* GOAL: Reproduce the lines below from the one that contains "Read the values" through the end, inclusive, and add nothing.

* ENTRIES SHOWN:
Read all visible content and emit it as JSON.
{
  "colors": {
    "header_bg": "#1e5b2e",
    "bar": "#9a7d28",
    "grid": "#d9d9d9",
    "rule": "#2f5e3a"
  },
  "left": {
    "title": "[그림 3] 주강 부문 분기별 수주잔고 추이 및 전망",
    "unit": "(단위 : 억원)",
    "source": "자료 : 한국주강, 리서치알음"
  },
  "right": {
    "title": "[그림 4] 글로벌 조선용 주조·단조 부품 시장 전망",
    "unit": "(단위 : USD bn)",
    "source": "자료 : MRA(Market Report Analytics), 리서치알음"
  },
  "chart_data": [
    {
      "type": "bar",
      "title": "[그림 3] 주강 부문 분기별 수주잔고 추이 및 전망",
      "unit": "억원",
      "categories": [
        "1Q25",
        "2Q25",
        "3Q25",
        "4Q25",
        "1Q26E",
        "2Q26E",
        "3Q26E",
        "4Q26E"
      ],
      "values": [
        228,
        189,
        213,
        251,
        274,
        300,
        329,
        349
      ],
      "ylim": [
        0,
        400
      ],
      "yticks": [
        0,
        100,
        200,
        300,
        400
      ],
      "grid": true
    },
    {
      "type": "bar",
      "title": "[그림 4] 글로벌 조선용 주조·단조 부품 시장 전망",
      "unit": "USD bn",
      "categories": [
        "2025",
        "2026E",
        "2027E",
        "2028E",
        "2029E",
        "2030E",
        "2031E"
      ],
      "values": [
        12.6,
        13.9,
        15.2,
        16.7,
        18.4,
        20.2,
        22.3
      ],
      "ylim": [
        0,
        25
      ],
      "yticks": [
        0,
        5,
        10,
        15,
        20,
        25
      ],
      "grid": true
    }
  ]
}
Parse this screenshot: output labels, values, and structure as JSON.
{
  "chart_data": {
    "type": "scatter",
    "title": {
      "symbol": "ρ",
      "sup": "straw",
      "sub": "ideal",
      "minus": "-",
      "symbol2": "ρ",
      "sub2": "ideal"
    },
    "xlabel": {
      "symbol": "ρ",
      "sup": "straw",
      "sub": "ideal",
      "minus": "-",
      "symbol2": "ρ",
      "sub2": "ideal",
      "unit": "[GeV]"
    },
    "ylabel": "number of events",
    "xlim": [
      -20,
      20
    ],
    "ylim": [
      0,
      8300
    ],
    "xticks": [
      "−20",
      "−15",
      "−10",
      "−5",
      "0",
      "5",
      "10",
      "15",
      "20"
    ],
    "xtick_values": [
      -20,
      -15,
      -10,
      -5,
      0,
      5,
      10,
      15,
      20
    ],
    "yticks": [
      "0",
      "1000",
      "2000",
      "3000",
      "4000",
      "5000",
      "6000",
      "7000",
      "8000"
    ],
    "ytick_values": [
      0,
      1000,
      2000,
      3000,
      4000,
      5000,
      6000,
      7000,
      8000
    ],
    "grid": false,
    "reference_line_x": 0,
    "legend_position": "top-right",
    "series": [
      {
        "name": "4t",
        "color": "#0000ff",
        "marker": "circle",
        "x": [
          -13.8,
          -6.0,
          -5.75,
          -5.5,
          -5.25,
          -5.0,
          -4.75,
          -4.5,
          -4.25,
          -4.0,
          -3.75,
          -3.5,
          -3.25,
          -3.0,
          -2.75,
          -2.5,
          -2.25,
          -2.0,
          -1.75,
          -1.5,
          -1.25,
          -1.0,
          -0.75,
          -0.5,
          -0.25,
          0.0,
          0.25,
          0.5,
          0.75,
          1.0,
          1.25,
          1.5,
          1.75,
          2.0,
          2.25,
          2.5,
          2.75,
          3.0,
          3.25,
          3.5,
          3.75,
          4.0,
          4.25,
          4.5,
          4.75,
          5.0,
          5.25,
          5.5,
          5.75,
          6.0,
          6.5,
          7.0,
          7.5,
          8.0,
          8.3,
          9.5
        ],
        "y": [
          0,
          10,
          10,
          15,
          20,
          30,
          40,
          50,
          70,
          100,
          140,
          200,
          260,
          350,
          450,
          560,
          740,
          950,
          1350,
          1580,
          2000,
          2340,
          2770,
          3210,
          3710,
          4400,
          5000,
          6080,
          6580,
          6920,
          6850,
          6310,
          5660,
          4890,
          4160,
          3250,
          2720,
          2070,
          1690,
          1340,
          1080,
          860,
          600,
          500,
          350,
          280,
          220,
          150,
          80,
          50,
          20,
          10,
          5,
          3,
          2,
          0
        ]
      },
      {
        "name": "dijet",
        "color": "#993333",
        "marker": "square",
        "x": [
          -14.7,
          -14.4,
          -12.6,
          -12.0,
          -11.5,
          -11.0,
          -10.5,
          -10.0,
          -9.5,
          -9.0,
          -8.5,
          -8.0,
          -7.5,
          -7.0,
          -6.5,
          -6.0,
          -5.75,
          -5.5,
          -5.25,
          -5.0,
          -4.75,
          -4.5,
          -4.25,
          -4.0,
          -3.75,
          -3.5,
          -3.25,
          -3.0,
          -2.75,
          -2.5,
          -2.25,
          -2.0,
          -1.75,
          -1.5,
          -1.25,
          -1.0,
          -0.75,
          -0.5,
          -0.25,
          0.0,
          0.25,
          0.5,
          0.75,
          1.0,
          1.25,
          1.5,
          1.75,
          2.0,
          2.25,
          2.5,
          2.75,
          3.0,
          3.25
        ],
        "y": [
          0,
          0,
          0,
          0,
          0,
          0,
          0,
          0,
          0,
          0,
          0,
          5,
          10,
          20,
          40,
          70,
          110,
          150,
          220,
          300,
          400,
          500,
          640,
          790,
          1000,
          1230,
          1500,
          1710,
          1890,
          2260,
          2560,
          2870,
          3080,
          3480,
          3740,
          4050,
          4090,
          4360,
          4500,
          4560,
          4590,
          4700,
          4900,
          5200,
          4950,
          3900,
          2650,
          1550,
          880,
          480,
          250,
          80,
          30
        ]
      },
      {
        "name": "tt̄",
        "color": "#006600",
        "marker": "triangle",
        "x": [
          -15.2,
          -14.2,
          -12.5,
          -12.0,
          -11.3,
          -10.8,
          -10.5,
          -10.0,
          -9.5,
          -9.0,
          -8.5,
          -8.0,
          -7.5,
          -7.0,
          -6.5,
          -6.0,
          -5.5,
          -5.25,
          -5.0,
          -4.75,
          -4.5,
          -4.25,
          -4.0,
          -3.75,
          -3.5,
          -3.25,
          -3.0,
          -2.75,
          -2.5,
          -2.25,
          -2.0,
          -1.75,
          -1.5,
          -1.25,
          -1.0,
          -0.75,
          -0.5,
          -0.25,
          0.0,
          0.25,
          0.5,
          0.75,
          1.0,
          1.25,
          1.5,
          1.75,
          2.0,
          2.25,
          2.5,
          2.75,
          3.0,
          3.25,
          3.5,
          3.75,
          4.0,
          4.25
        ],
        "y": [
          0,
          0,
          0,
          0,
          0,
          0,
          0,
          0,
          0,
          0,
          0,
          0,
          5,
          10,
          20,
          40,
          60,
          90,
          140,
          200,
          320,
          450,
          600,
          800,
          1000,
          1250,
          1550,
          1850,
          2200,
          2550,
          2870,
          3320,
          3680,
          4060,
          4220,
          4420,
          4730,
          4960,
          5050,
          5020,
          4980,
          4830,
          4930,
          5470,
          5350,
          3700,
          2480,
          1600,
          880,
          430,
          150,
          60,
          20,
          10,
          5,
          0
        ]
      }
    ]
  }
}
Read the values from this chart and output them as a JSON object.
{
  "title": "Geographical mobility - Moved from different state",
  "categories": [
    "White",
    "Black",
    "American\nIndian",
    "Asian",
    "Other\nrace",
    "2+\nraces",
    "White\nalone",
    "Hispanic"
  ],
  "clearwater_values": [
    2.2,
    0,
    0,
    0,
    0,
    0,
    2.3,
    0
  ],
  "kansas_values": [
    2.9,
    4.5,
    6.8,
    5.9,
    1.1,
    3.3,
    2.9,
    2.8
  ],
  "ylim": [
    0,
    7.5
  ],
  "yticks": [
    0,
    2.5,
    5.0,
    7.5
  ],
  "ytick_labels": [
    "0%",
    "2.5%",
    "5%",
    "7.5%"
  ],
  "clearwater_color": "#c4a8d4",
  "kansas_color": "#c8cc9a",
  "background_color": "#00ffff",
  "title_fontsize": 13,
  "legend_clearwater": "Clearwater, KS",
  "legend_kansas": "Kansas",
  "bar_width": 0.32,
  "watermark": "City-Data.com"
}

* EXERCISE RESPONSE:
Read the values from this chart and output them as a JSON object.
{
  "title": "Geographical mobility - Moved from different state",
  "categories": [
    "White",
    "Black",
    "American\nIndian",
    "Asian",
    "Other\nrace",
    "2+\nraces",
    "White\nalone",
    "Hispanic"
  ],
  "clearwater_values": [
    2.2,
    0,
    0,
    0,
    0,
    0,
    2.3,
    0
  ],
  "kansas_values": [
    2.9,
    4.5,
    6.8,
    5.9,
    1.1,
    3.3,
    2.9,
    2.8
  ],
  "ylim": [
    0,
    7.5
  ],
  "yticks": [
    0,
    2.5,
    5.0,
    7.5
  ],
  "ytick_labels": [
    "0%",
    "2.5%",
    "5%",
    "7.5%"
  ],
  "clearwater_color": "#c4a8d4",
  "kansas_color": "#c8cc9a",
  "background_color": "#00ffff",
  "title_fontsize": 13,
  "legend_clearwater": "Clearwater, KS",
  "legend_kansas": "Kansas",
  "bar_width": 0.32,
  "watermark": "City-Data.com"
}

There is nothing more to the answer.